___ Material for this task
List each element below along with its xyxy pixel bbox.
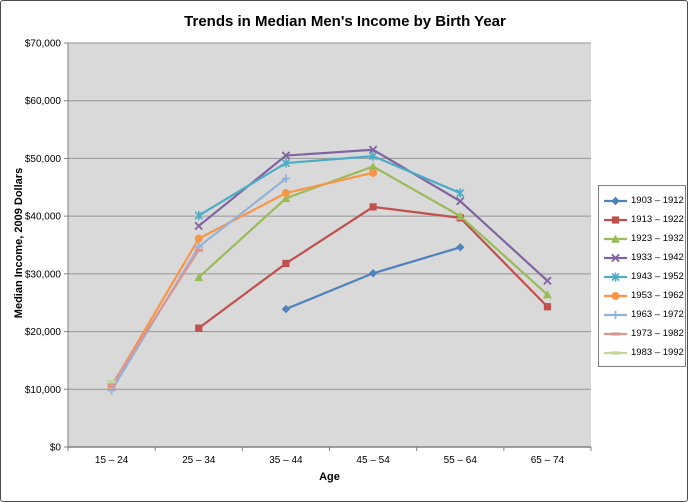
legend-label: 1943 – 1952 [631,271,684,282]
legend-label: 1983 – 1992 [631,347,684,358]
legend-item: 1973 – 1982 [604,324,684,343]
circle-marker [611,291,620,300]
legend-swatch [604,310,627,319]
x-tick-label: 35 – 44 [269,455,303,466]
x-tick-label: 55 – 64 [444,455,478,466]
x-marker [456,196,465,206]
y-tick-label: $0 [50,443,62,454]
y-tick-label: $60,000 [25,96,62,107]
diamond-marker [456,243,465,252]
legend-item: 1943 – 1952 [604,267,684,286]
legend-swatch [604,215,627,224]
legend-item: 1903 – 1912 [604,191,684,210]
x-marker [281,151,291,160]
x-marker [194,221,203,231]
legend-label: 1933 – 1942 [631,252,684,263]
y-tick-label: $10,000 [25,385,62,396]
legend-item: 1923 – 1932 [604,229,684,248]
legend-swatch [604,196,627,205]
legend-swatch [604,234,627,243]
dash-marker [611,350,620,355]
diamond-marker [281,304,291,314]
dash-marker [194,248,203,252]
legend-swatch [604,291,627,300]
legend-label: 1913 – 1922 [631,214,684,225]
triangle-marker [455,211,465,220]
x-tick-label: 65 – 74 [531,455,565,466]
series-line-1973-1982 [110,249,200,386]
legend-item: 1963 – 1972 [604,305,684,324]
legend-swatch [604,331,627,336]
legend-swatch [604,253,627,262]
legend-swatch [604,271,627,282]
y-tick-label: $70,000 [25,39,62,50]
circle-marker [369,168,378,177]
legend-label: 1923 – 1932 [631,233,684,244]
diamond-marker [368,269,378,278]
square-marker [543,303,552,311]
triangle-marker [281,193,291,203]
legend-item: 1913 – 1922 [604,210,684,229]
square-marker [195,324,203,332]
square-marker [282,259,290,268]
x-axis-title: Age [319,471,340,483]
y-tick-label: $50,000 [25,154,62,165]
circle-marker [194,234,203,243]
y-tick-label: $30,000 [25,269,62,280]
series-line-1943-1952 [198,155,461,217]
y-axis-title: Median Income, 2009 Dollars [13,167,25,319]
legend-item: 1933 – 1942 [604,248,684,267]
diamond-marker [611,196,620,205]
dash-marker [107,380,116,384]
legend-item: 1953 – 1962 [604,286,684,305]
dash-marker [107,383,116,387]
square-marker [369,203,377,211]
triangle-marker [194,272,204,282]
legend: 1903 – 1912 1913 – 1922 1923 – 1932 1933 – … [598,185,686,367]
legend-swatch [604,350,627,355]
triangle-marker [543,290,552,299]
legend-label: 1963 – 1972 [631,309,684,320]
x-marker [368,145,378,155]
dash-marker [611,331,620,336]
y-tick-label: $40,000 [25,212,62,223]
series-line-1953-1962 [110,171,374,387]
legend-label: 1953 – 1962 [631,290,684,301]
triangle-marker [611,234,620,243]
circle-marker [281,189,290,198]
x-tick-label: 45 – 54 [356,455,390,466]
x-marker [543,276,552,286]
x-tick-label: 15 – 24 [95,455,129,466]
legend-label: 1903 – 1912 [631,195,684,206]
legend-label: 1973 – 1982 [631,328,684,339]
triangle-marker [368,162,378,171]
chart-title: Trends in Median Men's Income by Birth Y… [184,13,506,30]
square-marker [611,215,620,224]
x-marker [611,253,620,262]
plot-area-background [68,43,591,447]
legend-item: 1983 – 1992 [604,343,684,362]
y-tick-label: $20,000 [25,327,62,338]
x-tick-label: 25 – 34 [182,455,216,466]
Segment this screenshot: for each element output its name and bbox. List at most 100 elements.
______
• [What to produce] Convert the material above into a numbered list, leaving out blank lines and the picture.

• [Result below]
1. List each element below along with its xyxy pixel bbox.
2. legend-label: 1943 – 1952 [631,271,684,282]
3. legend-label: 1983 – 1992 [631,347,684,358]
4. legend-item: 1973 – 1982 [604,324,684,343]
5. circle-marker [611,291,620,300]
6. legend-swatch [604,310,627,319]
7. x-tick-label: 35 – 44 [269,455,303,466]
8. x-tick-label: 55 – 64 [444,455,478,466]
9. x-marker [456,196,465,206]
10. y-tick-label: $0 [50,443,62,454]
11. y-tick-label: $60,000 [25,96,62,107]
12. diamond-marker [456,243,465,252]
13. legend-item: 1943 – 1952 [604,267,684,286]
14. legend-swatch [604,215,627,224]
15. legend-item: 1903 – 1912 [604,191,684,210]
16. x-marker [281,151,291,160]
17. x-marker [194,221,203,231]
18. legend-label: 1933 – 1942 [631,252,684,263]
19. y-tick-label: $10,000 [25,385,62,396]
20. legend-item: 1923 – 1932 [604,229,684,248]
21. legend-swatch [604,196,627,205]
22. legend-swatch [604,234,627,243]
23. dash-marker [611,350,620,355]
24. diamond-marker [281,304,291,314]
25. dash-marker [194,248,203,252]
26. legend-swatch [604,291,627,300]
27. legend-label: 1913 – 1922 [631,214,684,225]
28. triangle-marker [455,211,465,220]
29. x-tick-label: 65 – 74 [531,455,565,466]
30. series-line-1973-1982 [110,249,200,386]
31. legend-item: 1963 – 1972 [604,305,684,324]
32. legend-swatch [604,331,627,336]
33. legend-swatch [604,253,627,262]
34. legend-swatch [604,271,627,282]
35. y-tick-label: $70,000 [25,39,62,50]
36. circle-marker [369,168,378,177]
37. legend-label: 1923 – 1932 [631,233,684,244]
38. diamond-marker [368,269,378,278]
39. square-marker [543,303,552,311]
40. triangle-marker [281,193,291,203]
41. legend-item: 1913 – 1922 [604,210,684,229]
42. square-marker [195,324,203,332]
43. square-marker [282,259,290,268]
44. x-axis-title: Age [319,471,340,483]
45. y-tick-label: $50,000 [25,154,62,165]
46. circle-marker [194,234,203,243]
47. y-tick-label: $30,000 [25,269,62,280]
48. series-line-1943-1952 [198,155,461,217]
49. y-axis-title: Median Income, 2009 Dollars [13,167,25,319]
50. legend-item: 1933 – 1942 [604,248,684,267]
51. diamond-marker [611,196,620,205]
52. dash-marker [107,380,116,384]
53. legend-item: 1953 – 1962 [604,286,684,305]
54. dash-marker [107,383,116,387]
55. square-marker [369,203,377,211]
56. triangle-marker [194,272,204,282]
57. legend: 1903 – 1912 1913 – 1922 1923 – 1932 1933 – … [598,185,686,367]
58. legend-swatch [604,350,627,355]
59. triangle-marker [543,290,552,299]
60. legend-label: 1963 – 1972 [631,309,684,320]
61. x-marker [368,145,378,155]
62. dash-marker [611,331,620,336]
63. y-tick-label: $40,000 [25,212,62,223]
64. series-line-1953-1962 [110,171,374,387]
65. legend-label: 1953 – 1962 [631,290,684,301]
66. triangle-marker [611,234,620,243]
67. circle-marker [281,189,290,198]
68. x-tick-label: 45 – 54 [356,455,390,466]
69. x-marker [543,276,552,286]
70. x-tick-label: 15 – 24 [95,455,129,466]
71. legend-label: 1903 – 1912 [631,195,684,206]
72. legend-label: 1973 – 1982 [631,328,684,339]
73. triangle-marker [368,162,378,171]
74. chart-title: Trends in Median Men's Income by Birth Y… [184,13,506,30]
75. square-marker [611,215,620,224]
76. x-marker [611,253,620,262]
77. plot-area-background [68,43,591,447]
78. legend-item: 1983 – 1992 [604,343,684,362]
79. y-tick-label: $20,000 [25,327,62,338]
80. x-tick-label: 25 – 34 [182,455,216,466]
81. Segment this screenshot: for each element output its name and bbox. List at most 100 elements.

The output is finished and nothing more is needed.